#### [Exercise brief]
Every line of the material that follows must be printed again exactly.
********************
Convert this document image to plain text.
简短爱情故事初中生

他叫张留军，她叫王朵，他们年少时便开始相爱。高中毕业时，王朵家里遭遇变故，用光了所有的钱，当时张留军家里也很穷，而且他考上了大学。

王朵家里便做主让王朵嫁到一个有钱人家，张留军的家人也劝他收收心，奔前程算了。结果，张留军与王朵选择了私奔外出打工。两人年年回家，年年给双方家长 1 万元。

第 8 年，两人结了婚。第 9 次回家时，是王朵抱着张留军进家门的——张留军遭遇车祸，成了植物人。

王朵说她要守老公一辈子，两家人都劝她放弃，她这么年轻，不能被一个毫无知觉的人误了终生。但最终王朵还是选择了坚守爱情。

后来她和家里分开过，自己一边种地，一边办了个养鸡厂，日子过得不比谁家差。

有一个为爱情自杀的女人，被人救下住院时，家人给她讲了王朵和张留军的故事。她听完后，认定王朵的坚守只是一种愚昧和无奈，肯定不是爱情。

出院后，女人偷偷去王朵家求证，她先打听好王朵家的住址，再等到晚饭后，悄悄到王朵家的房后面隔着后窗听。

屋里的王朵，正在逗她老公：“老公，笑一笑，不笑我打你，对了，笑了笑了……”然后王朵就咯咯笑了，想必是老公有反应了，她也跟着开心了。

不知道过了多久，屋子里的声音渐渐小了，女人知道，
********************
#### [Answer to the exercise]
Convert this document image to plain text.
简短爱情故事初中生

他叫张留军，她叫王朵，他们年少时便开始相爱。高中毕业时，王朵家里遭遇变故，用光了所有的钱，当时张留军家里也很穷，而且他考上了大学。

王朵家里便做主让王朵嫁到一个有钱人家，张留军的家人也劝他收收心，奔前程算了。结果，张留军与王朵选择了私奔外出打工。两人年年回家，年年给双方家长 1 万元。

第 8 年，两人结了婚。第 9 次回家时，是王朵抱着张留军进家门的——张留军遭遇车祸，成了植物人。

王朵说她要守老公一辈子，两家人都劝她放弃，她这么年轻，不能被一个毫无知觉的人误了终生。但最终王朵还是选择了坚守爱情。

后来她和家里分开过，自己一边种地，一边办了个养鸡厂，日子过得不比谁家差。

有一个为爱情自杀的女人，被人救下住院时，家人给她讲了王朵和张留军的故事。她听完后，认定王朵的坚守只是一种愚昧和无奈，肯定不是爱情。

出院后，女人偷偷去王朵家求证，她先打听好王朵家的住址，再等到晚饭后，悄悄到王朵家的房后面隔着后窗听。

屋里的王朵，正在逗她老公：“老公，笑一笑，不笑我打你，对了，笑了笑了……”然后王朵就咯咯笑了，想必是老公有反应了，她也跟着开心了。

不知道过了多久，屋子里的声音渐渐小了，女人知道，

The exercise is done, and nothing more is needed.